**DIRECTIONS FOR THIS TASK**
Quote all of the data that follows exactly as written, skipping the images.

====

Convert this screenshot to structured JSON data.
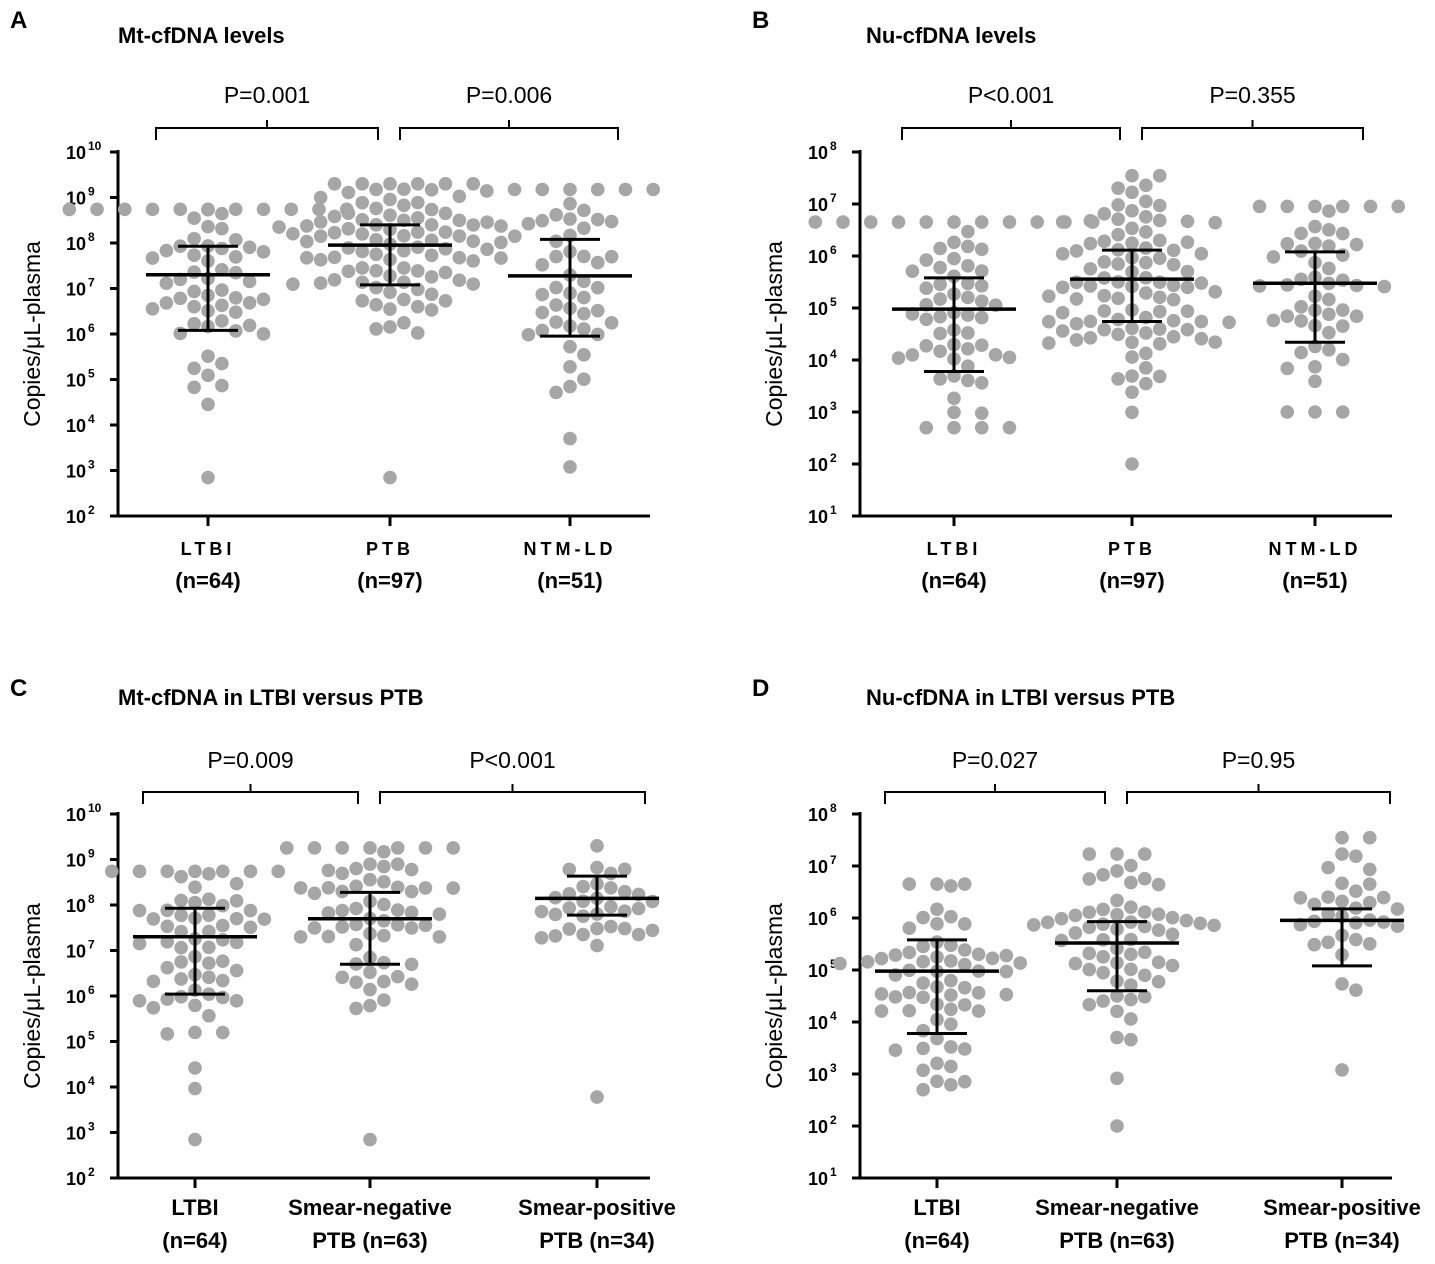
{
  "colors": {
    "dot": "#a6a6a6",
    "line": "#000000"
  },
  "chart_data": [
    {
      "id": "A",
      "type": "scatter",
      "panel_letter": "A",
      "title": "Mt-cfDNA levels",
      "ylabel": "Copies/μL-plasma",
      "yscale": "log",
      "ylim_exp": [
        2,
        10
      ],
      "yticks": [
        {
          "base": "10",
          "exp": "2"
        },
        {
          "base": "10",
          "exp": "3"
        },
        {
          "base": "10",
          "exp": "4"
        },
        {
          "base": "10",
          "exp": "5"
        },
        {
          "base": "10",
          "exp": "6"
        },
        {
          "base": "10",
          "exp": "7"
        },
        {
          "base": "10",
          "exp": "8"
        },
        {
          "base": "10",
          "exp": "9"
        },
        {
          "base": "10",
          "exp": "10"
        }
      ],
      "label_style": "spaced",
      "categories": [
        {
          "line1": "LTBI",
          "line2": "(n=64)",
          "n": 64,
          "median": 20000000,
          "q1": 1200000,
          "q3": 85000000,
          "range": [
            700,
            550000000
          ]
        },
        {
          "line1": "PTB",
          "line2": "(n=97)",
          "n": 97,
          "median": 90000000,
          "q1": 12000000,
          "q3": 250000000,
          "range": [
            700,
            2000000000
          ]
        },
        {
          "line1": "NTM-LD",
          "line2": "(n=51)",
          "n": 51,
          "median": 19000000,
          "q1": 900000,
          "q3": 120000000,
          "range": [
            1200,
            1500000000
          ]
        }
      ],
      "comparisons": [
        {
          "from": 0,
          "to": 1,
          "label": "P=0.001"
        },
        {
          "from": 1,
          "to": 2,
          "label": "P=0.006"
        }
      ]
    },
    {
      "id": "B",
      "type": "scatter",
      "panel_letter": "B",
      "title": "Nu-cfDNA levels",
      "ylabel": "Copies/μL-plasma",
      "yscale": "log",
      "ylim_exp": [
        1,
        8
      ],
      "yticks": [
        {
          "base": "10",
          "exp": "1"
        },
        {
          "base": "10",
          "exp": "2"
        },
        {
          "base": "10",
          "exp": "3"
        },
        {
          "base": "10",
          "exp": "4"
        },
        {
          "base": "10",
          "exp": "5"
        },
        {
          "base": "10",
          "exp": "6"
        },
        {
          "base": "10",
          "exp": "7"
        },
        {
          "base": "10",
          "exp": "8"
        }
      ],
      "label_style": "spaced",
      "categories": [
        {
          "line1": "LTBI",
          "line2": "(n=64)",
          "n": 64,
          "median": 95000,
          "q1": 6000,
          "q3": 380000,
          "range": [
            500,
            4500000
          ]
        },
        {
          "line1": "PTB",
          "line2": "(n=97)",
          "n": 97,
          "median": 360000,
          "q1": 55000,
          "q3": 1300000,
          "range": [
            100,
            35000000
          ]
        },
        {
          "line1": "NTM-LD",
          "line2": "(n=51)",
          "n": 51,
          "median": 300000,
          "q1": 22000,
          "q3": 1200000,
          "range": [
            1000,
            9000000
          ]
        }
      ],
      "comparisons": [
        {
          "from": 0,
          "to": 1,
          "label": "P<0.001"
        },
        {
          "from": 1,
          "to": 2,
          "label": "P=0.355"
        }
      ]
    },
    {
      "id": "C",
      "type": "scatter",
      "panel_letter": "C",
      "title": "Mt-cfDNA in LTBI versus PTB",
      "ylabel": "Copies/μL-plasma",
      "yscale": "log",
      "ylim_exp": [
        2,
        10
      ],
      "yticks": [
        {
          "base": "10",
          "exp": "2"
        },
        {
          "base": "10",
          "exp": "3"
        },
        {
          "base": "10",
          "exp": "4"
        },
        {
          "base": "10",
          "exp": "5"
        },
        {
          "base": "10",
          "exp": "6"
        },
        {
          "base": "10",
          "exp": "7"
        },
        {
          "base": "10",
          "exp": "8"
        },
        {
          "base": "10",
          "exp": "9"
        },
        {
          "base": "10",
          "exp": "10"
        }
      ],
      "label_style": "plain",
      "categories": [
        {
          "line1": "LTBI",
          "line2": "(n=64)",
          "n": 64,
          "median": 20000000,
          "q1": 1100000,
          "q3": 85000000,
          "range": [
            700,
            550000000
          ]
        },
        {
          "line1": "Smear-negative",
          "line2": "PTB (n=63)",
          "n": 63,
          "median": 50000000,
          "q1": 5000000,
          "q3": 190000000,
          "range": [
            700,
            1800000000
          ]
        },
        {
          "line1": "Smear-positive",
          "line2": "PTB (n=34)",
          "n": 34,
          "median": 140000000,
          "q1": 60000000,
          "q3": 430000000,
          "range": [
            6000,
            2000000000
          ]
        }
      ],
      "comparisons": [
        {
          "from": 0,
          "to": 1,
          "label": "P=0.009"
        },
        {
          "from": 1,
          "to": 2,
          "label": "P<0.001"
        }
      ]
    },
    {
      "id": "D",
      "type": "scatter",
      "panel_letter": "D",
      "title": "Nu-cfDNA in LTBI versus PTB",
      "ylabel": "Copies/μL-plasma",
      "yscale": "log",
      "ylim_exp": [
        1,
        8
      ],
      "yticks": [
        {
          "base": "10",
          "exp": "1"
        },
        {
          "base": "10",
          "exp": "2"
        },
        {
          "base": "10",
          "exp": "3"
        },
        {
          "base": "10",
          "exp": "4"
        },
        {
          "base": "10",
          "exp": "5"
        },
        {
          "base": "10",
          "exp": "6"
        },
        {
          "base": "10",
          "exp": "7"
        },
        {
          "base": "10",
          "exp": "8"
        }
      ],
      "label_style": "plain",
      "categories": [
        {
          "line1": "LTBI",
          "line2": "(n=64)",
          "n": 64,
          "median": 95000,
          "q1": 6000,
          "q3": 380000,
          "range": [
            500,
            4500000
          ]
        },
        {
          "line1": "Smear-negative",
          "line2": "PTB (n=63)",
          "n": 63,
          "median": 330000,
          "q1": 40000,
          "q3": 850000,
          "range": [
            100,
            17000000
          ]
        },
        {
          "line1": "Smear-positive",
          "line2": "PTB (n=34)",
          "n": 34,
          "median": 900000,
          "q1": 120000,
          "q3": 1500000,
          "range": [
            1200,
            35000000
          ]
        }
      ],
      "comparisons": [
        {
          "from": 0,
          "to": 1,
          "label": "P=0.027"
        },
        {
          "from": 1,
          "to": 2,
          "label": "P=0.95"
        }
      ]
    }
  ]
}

====

**THE RESPONSE**
Convert this screenshot to structured JSON data.
{
  "colors": {
    "dot": "#a6a6a6",
    "line": "#000000"
  },
  "chart_data": [
    {
      "id": "A",
      "type": "scatter",
      "panel_letter": "A",
      "title": "Mt-cfDNA levels",
      "ylabel": "Copies/μL-plasma",
      "yscale": "log",
      "ylim_exp": [
        2,
        10
      ],
      "yticks": [
        {
          "base": "10",
          "exp": "2"
        },
        {
          "base": "10",
          "exp": "3"
        },
        {
          "base": "10",
          "exp": "4"
        },
        {
          "base": "10",
          "exp": "5"
        },
        {
          "base": "10",
          "exp": "6"
        },
        {
          "base": "10",
          "exp": "7"
        },
        {
          "base": "10",
          "exp": "8"
        },
        {
          "base": "10",
          "exp": "9"
        },
        {
          "base": "10",
          "exp": "10"
        }
      ],
      "label_style": "spaced",
      "categories": [
        {
          "line1": "LTBI",
          "line2": "(n=64)",
          "n": 64,
          "median": 20000000,
          "q1": 1200000,
          "q3": 85000000,
          "range": [
            700,
            550000000
          ]
        },
        {
          "line1": "PTB",
          "line2": "(n=97)",
          "n": 97,
          "median": 90000000,
          "q1": 12000000,
          "q3": 250000000,
          "range": [
            700,
            2000000000
          ]
        },
        {
          "line1": "NTM-LD",
          "line2": "(n=51)",
          "n": 51,
          "median": 19000000,
          "q1": 900000,
          "q3": 120000000,
          "range": [
            1200,
            1500000000
          ]
        }
      ],
      "comparisons": [
        {
          "from": 0,
          "to": 1,
          "label": "P=0.001"
        },
        {
          "from": 1,
          "to": 2,
          "label": "P=0.006"
        }
      ]
    },
    {
      "id": "B",
      "type": "scatter",
      "panel_letter": "B",
      "title": "Nu-cfDNA levels",
      "ylabel": "Copies/μL-plasma",
      "yscale": "log",
      "ylim_exp": [
        1,
        8
      ],
      "yticks": [
        {
          "base": "10",
          "exp": "1"
        },
        {
          "base": "10",
          "exp": "2"
        },
        {
          "base": "10",
          "exp": "3"
        },
        {
          "base": "10",
          "exp": "4"
        },
        {
          "base": "10",
          "exp": "5"
        },
        {
          "base": "10",
          "exp": "6"
        },
        {
          "base": "10",
          "exp": "7"
        },
        {
          "base": "10",
          "exp": "8"
        }
      ],
      "label_style": "spaced",
      "categories": [
        {
          "line1": "LTBI",
          "line2": "(n=64)",
          "n": 64,
          "median": 95000,
          "q1": 6000,
          "q3": 380000,
          "range": [
            500,
            4500000
          ]
        },
        {
          "line1": "PTB",
          "line2": "(n=97)",
          "n": 97,
          "median": 360000,
          "q1": 55000,
          "q3": 1300000,
          "range": [
            100,
            35000000
          ]
        },
        {
          "line1": "NTM-LD",
          "line2": "(n=51)",
          "n": 51,
          "median": 300000,
          "q1": 22000,
          "q3": 1200000,
          "range": [
            1000,
            9000000
          ]
        }
      ],
      "comparisons": [
        {
          "from": 0,
          "to": 1,
          "label": "P<0.001"
        },
        {
          "from": 1,
          "to": 2,
          "label": "P=0.355"
        }
      ]
    },
    {
      "id": "C",
      "type": "scatter",
      "panel_letter": "C",
      "title": "Mt-cfDNA in LTBI versus PTB",
      "ylabel": "Copies/μL-plasma",
      "yscale": "log",
      "ylim_exp": [
        2,
        10
      ],
      "yticks": [
        {
          "base": "10",
          "exp": "2"
        },
        {
          "base": "10",
          "exp": "3"
        },
        {
          "base": "10",
          "exp": "4"
        },
        {
          "base": "10",
          "exp": "5"
        },
        {
          "base": "10",
          "exp": "6"
        },
        {
          "base": "10",
          "exp": "7"
        },
        {
          "base": "10",
          "exp": "8"
        },
        {
          "base": "10",
          "exp": "9"
        },
        {
          "base": "10",
          "exp": "10"
        }
      ],
      "label_style": "plain",
      "categories": [
        {
          "line1": "LTBI",
          "line2": "(n=64)",
          "n": 64,
          "median": 20000000,
          "q1": 1100000,
          "q3": 85000000,
          "range": [
            700,
            550000000
          ]
        },
        {
          "line1": "Smear-negative",
          "line2": "PTB (n=63)",
          "n": 63,
          "median": 50000000,
          "q1": 5000000,
          "q3": 190000000,
          "range": [
            700,
            1800000000
          ]
        },
        {
          "line1": "Smear-positive",
          "line2": "PTB (n=34)",
          "n": 34,
          "median": 140000000,
          "q1": 60000000,
          "q3": 430000000,
          "range": [
            6000,
            2000000000
          ]
        }
      ],
      "comparisons": [
        {
          "from": 0,
          "to": 1,
          "label": "P=0.009"
        },
        {
          "from": 1,
          "to": 2,
          "label": "P<0.001"
        }
      ]
    },
    {
      "id": "D",
      "type": "scatter",
      "panel_letter": "D",
      "title": "Nu-cfDNA in LTBI versus PTB",
      "ylabel": "Copies/μL-plasma",
      "yscale": "log",
      "ylim_exp": [
        1,
        8
      ],
      "yticks": [
        {
          "base": "10",
          "exp": "1"
        },
        {
          "base": "10",
          "exp": "2"
        },
        {
          "base": "10",
          "exp": "3"
        },
        {
          "base": "10",
          "exp": "4"
        },
        {
          "base": "10",
          "exp": "5"
        },
        {
          "base": "10",
          "exp": "6"
        },
        {
          "base": "10",
          "exp": "7"
        },
        {
          "base": "10",
          "exp": "8"
        }
      ],
      "label_style": "plain",
      "categories": [
        {
          "line1": "LTBI",
          "line2": "(n=64)",
          "n": 64,
          "median": 95000,
          "q1": 6000,
          "q3": 380000,
          "range": [
            500,
            4500000
          ]
        },
        {
          "line1": "Smear-negative",
          "line2": "PTB (n=63)",
          "n": 63,
          "median": 330000,
          "q1": 40000,
          "q3": 850000,
          "range": [
            100,
            17000000
          ]
        },
        {
          "line1": "Smear-positive",
          "line2": "PTB (n=34)",
          "n": 34,
          "median": 900000,
          "q1": 120000,
          "q3": 1500000,
          "range": [
            1200,
            35000000
          ]
        }
      ],
      "comparisons": [
        {
          "from": 0,
          "to": 1,
          "label": "P=0.027"
        },
        {
          "from": 1,
          "to": 2,
          "label": "P=0.95"
        }
      ]
    }
  ]
}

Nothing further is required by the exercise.